# Data excerpts:
---*---

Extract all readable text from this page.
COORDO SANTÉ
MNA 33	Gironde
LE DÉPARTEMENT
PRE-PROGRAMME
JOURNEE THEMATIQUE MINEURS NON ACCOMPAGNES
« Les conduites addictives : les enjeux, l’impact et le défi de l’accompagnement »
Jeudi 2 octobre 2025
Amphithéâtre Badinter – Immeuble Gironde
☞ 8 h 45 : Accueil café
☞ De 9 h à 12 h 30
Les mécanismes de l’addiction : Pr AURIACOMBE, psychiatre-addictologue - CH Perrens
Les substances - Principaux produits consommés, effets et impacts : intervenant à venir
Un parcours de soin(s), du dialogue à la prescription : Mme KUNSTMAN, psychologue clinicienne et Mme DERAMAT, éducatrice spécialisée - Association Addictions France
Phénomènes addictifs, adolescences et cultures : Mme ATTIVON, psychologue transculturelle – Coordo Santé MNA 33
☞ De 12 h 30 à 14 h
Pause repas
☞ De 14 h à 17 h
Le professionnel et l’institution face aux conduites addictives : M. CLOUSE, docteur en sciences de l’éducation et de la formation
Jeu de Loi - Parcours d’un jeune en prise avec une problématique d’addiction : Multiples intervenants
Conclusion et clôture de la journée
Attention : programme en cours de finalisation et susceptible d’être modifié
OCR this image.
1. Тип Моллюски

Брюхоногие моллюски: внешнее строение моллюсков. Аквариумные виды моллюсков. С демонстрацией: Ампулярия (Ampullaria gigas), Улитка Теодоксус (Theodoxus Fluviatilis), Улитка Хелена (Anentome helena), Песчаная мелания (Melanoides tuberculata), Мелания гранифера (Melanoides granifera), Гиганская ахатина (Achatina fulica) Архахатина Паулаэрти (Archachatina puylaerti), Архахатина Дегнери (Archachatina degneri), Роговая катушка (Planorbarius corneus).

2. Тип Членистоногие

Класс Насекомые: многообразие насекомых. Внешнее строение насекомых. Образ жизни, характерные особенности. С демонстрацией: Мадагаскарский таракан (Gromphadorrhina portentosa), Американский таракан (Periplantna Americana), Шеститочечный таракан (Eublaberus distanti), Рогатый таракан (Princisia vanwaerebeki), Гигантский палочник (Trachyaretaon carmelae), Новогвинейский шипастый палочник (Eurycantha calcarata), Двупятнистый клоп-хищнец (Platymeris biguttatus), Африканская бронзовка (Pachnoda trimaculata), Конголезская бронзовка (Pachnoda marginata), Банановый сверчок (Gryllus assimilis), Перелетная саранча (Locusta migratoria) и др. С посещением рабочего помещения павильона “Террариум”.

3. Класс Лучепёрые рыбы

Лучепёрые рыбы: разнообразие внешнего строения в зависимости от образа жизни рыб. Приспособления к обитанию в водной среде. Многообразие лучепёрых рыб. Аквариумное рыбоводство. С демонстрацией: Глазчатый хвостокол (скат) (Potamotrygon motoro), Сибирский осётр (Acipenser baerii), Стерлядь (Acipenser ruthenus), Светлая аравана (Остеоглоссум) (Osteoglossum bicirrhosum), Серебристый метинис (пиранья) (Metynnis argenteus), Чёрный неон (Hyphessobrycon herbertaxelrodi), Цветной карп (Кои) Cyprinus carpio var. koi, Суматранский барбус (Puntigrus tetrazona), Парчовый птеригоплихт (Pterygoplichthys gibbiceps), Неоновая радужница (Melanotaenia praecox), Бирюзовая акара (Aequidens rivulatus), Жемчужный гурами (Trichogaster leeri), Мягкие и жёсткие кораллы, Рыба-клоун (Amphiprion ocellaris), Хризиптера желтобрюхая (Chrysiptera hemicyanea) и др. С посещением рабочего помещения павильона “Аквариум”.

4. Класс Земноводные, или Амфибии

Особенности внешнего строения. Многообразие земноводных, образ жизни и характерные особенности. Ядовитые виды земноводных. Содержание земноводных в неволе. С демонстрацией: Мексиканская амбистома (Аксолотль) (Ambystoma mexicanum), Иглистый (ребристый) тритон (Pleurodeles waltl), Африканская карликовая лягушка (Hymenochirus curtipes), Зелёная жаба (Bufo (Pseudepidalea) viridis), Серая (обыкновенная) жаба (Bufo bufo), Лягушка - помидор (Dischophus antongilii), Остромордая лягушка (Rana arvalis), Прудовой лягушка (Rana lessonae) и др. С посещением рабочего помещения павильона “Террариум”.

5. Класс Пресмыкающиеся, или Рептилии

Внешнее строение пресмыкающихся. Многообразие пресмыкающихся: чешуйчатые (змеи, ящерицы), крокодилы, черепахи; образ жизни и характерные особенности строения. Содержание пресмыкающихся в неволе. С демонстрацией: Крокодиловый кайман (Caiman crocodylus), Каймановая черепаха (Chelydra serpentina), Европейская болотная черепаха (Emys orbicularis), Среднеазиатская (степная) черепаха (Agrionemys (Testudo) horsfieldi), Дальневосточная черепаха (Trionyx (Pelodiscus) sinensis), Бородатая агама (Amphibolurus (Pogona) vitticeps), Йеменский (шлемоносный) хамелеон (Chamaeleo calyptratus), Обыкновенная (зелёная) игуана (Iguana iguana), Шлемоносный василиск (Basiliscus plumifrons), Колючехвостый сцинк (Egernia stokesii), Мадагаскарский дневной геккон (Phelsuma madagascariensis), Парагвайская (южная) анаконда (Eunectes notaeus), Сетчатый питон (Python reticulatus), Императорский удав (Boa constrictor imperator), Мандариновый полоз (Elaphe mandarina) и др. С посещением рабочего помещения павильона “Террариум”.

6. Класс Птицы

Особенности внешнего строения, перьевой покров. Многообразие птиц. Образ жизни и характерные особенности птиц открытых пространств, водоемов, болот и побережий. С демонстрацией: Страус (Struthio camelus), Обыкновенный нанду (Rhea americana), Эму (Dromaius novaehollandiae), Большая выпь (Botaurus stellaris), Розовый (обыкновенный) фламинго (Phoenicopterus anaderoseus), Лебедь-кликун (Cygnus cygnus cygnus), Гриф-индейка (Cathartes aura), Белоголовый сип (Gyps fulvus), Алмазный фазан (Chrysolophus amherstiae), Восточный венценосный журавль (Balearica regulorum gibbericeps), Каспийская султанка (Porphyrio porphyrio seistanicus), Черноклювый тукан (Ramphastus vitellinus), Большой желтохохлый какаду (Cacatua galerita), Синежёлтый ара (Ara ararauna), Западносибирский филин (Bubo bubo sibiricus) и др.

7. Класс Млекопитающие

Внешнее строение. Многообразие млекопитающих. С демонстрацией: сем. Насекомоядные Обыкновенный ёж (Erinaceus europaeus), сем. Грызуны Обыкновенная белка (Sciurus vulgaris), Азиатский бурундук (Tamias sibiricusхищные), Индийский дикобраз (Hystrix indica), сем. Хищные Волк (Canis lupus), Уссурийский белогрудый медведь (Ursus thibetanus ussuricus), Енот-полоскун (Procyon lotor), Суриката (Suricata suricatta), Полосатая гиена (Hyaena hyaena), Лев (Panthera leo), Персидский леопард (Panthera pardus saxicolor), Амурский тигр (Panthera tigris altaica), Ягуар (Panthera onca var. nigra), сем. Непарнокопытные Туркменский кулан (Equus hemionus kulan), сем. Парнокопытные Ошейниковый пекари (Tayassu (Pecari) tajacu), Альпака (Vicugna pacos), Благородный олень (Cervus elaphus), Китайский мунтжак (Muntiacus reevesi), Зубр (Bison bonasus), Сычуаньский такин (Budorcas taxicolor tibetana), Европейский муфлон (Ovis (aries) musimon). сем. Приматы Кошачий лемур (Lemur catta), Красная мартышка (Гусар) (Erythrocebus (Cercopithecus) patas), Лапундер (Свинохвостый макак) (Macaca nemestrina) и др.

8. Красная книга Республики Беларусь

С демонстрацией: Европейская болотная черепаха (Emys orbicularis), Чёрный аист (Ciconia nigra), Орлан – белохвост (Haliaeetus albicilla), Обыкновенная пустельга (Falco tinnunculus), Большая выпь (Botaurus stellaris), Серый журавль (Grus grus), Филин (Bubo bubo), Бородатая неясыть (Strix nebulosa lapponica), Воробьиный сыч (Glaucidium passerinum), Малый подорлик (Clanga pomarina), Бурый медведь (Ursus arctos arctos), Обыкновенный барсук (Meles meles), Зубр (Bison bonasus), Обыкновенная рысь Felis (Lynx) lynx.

---*---

Search the entries for the word "Европейская" and copy every line that has it.

Внешнее строение пресмыкающихся. Многообразие пресмыкающихся: чешуйчатые (змеи, ящерицы), крокодилы, черепахи; образ жизни и характерные особенности строения. Содержание пресмыкающихся в неволе. С демонстрацией: Крокодиловый кайман (Caiman crocodylus), Каймановая черепаха (Chelydra serpentina), Европейская болотная черепаха (Emys orbicularis), Среднеазиатская (степная) черепаха (Agrionemys (Testudo) horsfieldi), Дальневосточная черепаха (Trionyx (Pelodiscus) sinensis), Бородатая агама (Amphibolurus (Pogona) vitticeps), Йеменский (шлемоносный) хамелеон (Chamaeleo calyptratus), Обыкновенная (зелёная) игуана (Iguana iguana), Шлемоносный василиск (Basiliscus plumifrons), Колючехвостый сцинк (Egernia stokesii), Мадагаскарский дневной геккон (Phelsuma madagascariensis), Парагвайская (южная) анаконда (Eunectes notaeus), Сетчатый питон (Python reticulatus), Императорский удав (Boa constrictor imperator), Мандариновый полоз (Elaphe mandarina) и др. С посещением рабочего помещения павильона “Террариум”.
С демонстрацией: Европейская болотная черепаха (Emys orbicularis), Чёрный аист (Ciconia nigra), Орлан – белохвост (Haliaeetus albicilla), Обыкновенная пустельга (Falco tinnunculus), Большая выпь (Botaurus stellaris), Серый журавль (Grus grus), Филин (Bubo bubo), Бородатая неясыть (Strix nebulosa lapponica), Воробьиный сыч (Glaucidium passerinum), Малый подорлик (Clanga pomarina), Бурый медведь (Ursus arctos arctos), Обыкновенный барсук (Meles meles), Зубр (Bison bonasus), Обыкновенная рысь Felis (Lynx) lynx.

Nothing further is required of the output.